:: WRITTEN REQUEST ::
Set the following entries down again exactly, line by line.

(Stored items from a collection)
----
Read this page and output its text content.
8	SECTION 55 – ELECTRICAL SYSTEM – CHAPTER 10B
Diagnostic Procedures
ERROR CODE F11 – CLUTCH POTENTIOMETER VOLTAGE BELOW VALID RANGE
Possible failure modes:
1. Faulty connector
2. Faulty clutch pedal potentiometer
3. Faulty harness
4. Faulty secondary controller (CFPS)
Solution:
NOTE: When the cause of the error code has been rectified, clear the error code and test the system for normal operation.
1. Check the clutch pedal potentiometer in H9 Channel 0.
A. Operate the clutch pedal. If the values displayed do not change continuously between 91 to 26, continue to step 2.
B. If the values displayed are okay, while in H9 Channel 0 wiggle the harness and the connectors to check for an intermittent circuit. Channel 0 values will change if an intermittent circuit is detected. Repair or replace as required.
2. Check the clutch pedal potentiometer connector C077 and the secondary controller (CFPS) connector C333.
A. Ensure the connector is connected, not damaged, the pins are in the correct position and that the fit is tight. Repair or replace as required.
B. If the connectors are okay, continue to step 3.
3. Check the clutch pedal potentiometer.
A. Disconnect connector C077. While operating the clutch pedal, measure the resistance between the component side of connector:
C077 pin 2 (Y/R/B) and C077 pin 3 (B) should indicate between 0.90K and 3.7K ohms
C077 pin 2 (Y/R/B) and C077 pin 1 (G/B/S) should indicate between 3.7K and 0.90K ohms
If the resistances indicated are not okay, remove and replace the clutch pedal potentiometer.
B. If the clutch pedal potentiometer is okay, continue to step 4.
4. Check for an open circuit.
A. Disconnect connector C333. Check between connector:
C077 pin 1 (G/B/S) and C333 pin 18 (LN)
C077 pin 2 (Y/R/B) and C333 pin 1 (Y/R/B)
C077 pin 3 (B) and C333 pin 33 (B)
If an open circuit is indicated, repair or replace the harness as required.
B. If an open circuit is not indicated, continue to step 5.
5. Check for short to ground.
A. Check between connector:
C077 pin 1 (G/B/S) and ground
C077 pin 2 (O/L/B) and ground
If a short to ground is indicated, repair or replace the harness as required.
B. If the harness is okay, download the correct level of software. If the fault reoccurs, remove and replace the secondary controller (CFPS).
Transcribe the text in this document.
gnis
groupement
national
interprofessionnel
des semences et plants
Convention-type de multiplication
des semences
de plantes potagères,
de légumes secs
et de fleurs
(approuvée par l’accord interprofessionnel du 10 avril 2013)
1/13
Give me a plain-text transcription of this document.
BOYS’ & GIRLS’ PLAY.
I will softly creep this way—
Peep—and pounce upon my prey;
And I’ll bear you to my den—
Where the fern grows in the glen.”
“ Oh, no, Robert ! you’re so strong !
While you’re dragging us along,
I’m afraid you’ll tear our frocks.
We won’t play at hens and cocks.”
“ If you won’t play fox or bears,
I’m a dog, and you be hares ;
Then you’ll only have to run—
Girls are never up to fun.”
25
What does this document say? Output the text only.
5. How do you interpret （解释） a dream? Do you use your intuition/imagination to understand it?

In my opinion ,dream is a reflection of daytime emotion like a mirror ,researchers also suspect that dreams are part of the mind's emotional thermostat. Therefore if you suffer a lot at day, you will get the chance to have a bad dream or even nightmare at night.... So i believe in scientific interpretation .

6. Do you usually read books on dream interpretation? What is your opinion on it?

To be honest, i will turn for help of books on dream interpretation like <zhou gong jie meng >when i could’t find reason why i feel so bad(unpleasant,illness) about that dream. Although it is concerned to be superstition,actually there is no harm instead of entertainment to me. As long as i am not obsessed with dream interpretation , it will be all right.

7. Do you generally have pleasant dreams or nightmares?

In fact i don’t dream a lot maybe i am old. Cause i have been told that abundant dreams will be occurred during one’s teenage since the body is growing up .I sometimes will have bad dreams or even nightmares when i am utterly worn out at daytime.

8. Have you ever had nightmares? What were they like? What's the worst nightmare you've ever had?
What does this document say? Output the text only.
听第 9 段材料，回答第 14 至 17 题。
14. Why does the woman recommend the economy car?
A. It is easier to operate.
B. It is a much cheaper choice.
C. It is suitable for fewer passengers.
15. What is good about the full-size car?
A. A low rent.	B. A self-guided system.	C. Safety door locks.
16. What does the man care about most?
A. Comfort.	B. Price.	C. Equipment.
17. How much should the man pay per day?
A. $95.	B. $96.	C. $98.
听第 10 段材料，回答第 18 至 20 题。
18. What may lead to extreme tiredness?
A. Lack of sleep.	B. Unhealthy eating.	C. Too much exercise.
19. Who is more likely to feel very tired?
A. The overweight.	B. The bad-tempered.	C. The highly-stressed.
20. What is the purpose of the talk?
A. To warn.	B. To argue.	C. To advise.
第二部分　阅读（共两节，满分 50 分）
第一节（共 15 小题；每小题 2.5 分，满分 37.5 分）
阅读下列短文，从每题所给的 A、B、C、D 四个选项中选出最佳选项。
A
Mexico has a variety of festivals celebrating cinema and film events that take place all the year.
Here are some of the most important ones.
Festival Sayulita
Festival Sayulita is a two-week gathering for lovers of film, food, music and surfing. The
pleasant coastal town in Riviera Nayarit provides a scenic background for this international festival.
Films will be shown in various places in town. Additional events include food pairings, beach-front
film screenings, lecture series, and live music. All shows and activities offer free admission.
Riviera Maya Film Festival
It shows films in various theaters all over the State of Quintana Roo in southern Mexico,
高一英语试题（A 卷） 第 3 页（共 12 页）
----
:: RESULT OF THIS TASK ::
Read this page and output its text content.
8	SECTION 55 – ELECTRICAL SYSTEM – CHAPTER 10B
Diagnostic Procedures
ERROR CODE F11 – CLUTCH POTENTIOMETER VOLTAGE BELOW VALID RANGE
Possible failure modes:
1. Faulty connector
2. Faulty clutch pedal potentiometer
3. Faulty harness
4. Faulty secondary controller (CFPS)
Solution:
NOTE: When the cause of the error code has been rectified, clear the error code and test the system for normal operation.
1. Check the clutch pedal potentiometer in H9 Channel 0.
A. Operate the clutch pedal. If the values displayed do not change continuously between 91 to 26, continue to step 2.
B. If the values displayed are okay, while in H9 Channel 0 wiggle the harness and the connectors to check for an intermittent circuit. Channel 0 values will change if an intermittent circuit is detected. Repair or replace as required.
2. Check the clutch pedal potentiometer connector C077 and the secondary controller (CFPS) connector C333.
A. Ensure the connector is connected, not damaged, the pins are in the correct position and that the fit is tight. Repair or replace as required.
B. If the connectors are okay, continue to step 3.
3. Check the clutch pedal potentiometer.
A. Disconnect connector C077. While operating the clutch pedal, measure the resistance between the component side of connector:
C077 pin 2 (Y/R/B) and C077 pin 3 (B) should indicate between 0.90K and 3.7K ohms
C077 pin 2 (Y/R/B) and C077 pin 1 (G/B/S) should indicate between 3.7K and 0.90K ohms
If the resistances indicated are not okay, remove and replace the clutch pedal potentiometer.
B. If the clutch pedal potentiometer is okay, continue to step 4.
4. Check for an open circuit.
A. Disconnect connector C333. Check between connector:
C077 pin 1 (G/B/S) and C333 pin 18 (LN)
C077 pin 2 (Y/R/B) and C333 pin 1 (Y/R/B)
C077 pin 3 (B) and C333 pin 33 (B)
If an open circuit is indicated, repair or replace the harness as required.
B. If an open circuit is not indicated, continue to step 5.
5. Check for short to ground.
A. Check between connector:
C077 pin 1 (G/B/S) and ground
C077 pin 2 (O/L/B) and ground
If a short to ground is indicated, repair or replace the harness as required.
B. If the harness is okay, download the correct level of software. If the fault reoccurs, remove and replace the secondary controller (CFPS).
Transcribe the text in this document.
gnis
groupement
national
interprofessionnel
des semences et plants
Convention-type de multiplication
des semences
de plantes potagères,
de légumes secs
et de fleurs
(approuvée par l’accord interprofessionnel du 10 avril 2013)
1/13
Give me a plain-text transcription of this document.
BOYS’ & GIRLS’ PLAY.
I will softly creep this way—
Peep—and pounce upon my prey;
And I’ll bear you to my den—
Where the fern grows in the glen.”
“ Oh, no, Robert ! you’re so strong !
While you’re dragging us along,
I’m afraid you’ll tear our frocks.
We won’t play at hens and cocks.”
“ If you won’t play fox or bears,
I’m a dog, and you be hares ;
Then you’ll only have to run—
Girls are never up to fun.”
25
What does this document say? Output the text only.
5. How do you interpret （解释） a dream? Do you use your intuition/imagination to understand it?

In my opinion ,dream is a reflection of daytime emotion like a mirror ,researchers also suspect that dreams are part of the mind's emotional thermostat. Therefore if you suffer a lot at day, you will get the chance to have a bad dream or even nightmare at night.... So i believe in scientific interpretation .

6. Do you usually read books on dream interpretation? What is your opinion on it?

To be honest, i will turn for help of books on dream interpretation like <zhou gong jie meng >when i could’t find reason why i feel so bad(unpleasant,illness) about that dream. Although it is concerned to be superstition,actually there is no harm instead of entertainment to me. As long as i am not obsessed with dream interpretation , it will be all right.

7. Do you generally have pleasant dreams or nightmares?

In fact i don’t dream a lot maybe i am old. Cause i have been told that abundant dreams will be occurred during one’s teenage since the body is growing up .I sometimes will have bad dreams or even nightmares when i am utterly worn out at daytime.

8. Have you ever had nightmares? What were they like? What's the worst nightmare you've ever had?
What does this document say? Output the text only.
听第 9 段材料，回答第 14 至 17 题。
14. Why does the woman recommend the economy car?
A. It is easier to operate.
B. It is a much cheaper choice.
C. It is suitable for fewer passengers.
15. What is good about the full-size car?
A. A low rent.	B. A self-guided system.	C. Safety door locks.
16. What does the man care about most?
A. Comfort.	B. Price.	C. Equipment.
17. How much should the man pay per day?
A. $95.	B. $96.	C. $98.
听第 10 段材料，回答第 18 至 20 题。
18. What may lead to extreme tiredness?
A. Lack of sleep.	B. Unhealthy eating.	C. Too much exercise.
19. Who is more likely to feel very tired?
A. The overweight.	B. The bad-tempered.	C. The highly-stressed.
20. What is the purpose of the talk?
A. To warn.	B. To argue.	C. To advise.
第二部分　阅读（共两节，满分 50 分）
第一节（共 15 小题；每小题 2.5 分，满分 37.5 分）
阅读下列短文，从每题所给的 A、B、C、D 四个选项中选出最佳选项。
A
Mexico has a variety of festivals celebrating cinema and film events that take place all the year.
Here are some of the most important ones.
Festival Sayulita
Festival Sayulita is a two-week gathering for lovers of film, food, music and surfing. The
pleasant coastal town in Riviera Nayarit provides a scenic background for this international festival.
Films will be shown in various places in town. Additional events include food pairings, beach-front
film screenings, lecture series, and live music. All shows and activities offer free admission.
Riviera Maya Film Festival
It shows films in various theaters all over the State of Quintana Roo in southern Mexico,
高一英语试题（A 卷） 第 3 页（共 12 页）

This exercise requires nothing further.